Read the listing and extract each line that includes the word "None".
╭─ DATA FOR THE TASK
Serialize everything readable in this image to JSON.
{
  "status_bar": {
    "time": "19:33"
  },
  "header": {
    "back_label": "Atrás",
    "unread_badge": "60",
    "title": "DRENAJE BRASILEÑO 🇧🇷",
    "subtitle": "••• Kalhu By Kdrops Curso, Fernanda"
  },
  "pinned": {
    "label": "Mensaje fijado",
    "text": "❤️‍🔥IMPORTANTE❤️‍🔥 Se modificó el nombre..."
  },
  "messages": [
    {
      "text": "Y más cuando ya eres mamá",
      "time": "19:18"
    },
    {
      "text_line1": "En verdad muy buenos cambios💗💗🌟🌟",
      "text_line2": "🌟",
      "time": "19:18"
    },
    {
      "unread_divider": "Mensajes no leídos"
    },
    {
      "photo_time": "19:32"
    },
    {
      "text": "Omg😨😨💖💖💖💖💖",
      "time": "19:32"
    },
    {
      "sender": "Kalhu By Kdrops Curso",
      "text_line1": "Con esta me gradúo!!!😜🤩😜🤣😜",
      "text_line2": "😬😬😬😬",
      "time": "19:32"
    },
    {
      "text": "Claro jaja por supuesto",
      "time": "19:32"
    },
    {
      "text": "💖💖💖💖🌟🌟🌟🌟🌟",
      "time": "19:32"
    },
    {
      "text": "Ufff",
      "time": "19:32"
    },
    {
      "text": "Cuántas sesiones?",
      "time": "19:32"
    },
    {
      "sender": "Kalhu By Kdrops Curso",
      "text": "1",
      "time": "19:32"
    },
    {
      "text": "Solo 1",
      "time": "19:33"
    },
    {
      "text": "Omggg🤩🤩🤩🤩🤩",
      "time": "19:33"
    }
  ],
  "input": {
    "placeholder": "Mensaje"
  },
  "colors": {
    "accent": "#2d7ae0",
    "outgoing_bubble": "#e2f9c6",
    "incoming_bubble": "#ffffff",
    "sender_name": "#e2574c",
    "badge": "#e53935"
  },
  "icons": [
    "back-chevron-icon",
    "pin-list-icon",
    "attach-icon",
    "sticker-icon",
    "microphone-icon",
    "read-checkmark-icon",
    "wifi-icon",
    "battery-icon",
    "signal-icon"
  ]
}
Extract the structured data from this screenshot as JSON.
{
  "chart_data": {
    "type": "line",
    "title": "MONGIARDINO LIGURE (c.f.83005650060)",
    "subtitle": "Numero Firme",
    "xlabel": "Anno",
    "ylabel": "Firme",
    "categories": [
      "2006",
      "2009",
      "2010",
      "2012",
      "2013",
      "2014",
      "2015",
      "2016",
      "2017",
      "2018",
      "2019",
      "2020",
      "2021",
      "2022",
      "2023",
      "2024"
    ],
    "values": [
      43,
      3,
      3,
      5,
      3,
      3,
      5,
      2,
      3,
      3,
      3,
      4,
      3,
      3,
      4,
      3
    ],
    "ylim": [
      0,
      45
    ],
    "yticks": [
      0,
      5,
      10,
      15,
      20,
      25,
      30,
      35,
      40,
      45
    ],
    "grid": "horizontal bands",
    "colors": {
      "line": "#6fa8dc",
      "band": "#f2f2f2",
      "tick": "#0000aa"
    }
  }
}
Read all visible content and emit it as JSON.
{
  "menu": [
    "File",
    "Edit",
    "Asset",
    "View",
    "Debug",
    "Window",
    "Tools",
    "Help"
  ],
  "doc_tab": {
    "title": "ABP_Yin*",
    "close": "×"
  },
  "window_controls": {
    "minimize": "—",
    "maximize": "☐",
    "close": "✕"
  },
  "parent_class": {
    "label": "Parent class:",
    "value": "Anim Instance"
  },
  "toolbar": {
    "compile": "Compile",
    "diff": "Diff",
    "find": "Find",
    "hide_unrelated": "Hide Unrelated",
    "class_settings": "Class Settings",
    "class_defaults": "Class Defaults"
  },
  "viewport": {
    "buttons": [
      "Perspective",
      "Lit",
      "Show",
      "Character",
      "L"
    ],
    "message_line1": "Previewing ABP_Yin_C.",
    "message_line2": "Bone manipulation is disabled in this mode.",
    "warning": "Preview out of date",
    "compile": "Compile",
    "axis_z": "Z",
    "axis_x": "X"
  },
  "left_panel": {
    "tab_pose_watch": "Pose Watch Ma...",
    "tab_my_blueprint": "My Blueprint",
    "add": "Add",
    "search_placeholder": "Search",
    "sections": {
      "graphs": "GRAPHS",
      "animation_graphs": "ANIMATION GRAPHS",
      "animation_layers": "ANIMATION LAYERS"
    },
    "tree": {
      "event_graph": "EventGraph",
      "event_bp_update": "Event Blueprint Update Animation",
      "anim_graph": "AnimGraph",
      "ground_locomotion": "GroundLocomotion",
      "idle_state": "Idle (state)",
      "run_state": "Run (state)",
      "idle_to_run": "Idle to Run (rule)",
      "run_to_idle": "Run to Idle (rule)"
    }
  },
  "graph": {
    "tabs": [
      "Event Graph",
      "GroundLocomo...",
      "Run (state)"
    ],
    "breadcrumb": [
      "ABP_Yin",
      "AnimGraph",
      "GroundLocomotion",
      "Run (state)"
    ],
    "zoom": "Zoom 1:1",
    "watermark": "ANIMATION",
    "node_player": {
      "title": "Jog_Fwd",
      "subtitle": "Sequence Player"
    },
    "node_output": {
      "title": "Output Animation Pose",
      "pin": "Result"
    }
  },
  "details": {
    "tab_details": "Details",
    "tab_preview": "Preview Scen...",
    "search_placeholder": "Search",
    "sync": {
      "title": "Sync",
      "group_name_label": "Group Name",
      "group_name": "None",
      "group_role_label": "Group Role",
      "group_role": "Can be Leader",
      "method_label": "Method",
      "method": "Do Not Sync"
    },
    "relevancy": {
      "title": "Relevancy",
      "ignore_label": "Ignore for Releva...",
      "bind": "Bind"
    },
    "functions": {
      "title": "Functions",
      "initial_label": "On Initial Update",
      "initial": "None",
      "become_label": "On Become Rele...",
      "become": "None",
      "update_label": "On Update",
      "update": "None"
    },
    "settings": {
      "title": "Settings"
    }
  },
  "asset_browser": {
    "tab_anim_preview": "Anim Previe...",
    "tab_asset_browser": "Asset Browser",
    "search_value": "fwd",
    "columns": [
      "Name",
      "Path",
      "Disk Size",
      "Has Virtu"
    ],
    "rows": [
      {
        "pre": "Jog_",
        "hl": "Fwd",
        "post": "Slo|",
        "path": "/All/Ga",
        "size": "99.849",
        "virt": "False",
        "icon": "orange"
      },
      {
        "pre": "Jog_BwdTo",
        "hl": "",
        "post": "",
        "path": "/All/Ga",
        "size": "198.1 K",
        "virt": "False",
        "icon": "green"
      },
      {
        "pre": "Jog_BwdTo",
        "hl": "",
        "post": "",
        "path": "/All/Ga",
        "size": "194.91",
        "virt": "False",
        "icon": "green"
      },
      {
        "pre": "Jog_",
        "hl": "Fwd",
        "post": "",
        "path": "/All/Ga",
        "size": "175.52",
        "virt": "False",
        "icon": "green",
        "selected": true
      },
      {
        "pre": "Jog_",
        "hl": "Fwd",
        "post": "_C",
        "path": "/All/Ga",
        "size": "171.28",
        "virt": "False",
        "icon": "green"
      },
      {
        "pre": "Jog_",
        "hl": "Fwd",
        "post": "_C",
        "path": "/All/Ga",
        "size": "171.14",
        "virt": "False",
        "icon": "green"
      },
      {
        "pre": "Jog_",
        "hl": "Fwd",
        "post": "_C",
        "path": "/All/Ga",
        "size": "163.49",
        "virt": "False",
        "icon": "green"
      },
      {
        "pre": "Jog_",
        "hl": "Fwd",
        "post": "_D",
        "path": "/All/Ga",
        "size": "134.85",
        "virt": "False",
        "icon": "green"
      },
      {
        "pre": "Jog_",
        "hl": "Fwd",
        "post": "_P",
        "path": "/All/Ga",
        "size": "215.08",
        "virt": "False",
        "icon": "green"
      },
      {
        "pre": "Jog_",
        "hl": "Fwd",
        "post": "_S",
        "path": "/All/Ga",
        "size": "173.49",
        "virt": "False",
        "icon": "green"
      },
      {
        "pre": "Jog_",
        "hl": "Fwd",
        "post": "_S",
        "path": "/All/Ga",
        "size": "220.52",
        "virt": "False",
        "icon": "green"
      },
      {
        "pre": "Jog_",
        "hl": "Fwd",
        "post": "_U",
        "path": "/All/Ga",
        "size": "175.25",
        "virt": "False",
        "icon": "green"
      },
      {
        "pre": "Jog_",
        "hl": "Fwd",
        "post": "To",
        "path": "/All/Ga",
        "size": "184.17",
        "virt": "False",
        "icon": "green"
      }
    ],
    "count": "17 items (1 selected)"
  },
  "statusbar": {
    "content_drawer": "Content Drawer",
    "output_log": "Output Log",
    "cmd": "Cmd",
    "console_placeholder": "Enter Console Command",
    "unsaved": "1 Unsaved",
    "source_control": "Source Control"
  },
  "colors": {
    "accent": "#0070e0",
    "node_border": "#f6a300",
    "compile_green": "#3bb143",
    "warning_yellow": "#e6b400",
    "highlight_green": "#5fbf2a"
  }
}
╰─
**TASK RESPONSE:**
      "group_name": "None",
      "initial": "None",
      "become": "None",
      "update": "None"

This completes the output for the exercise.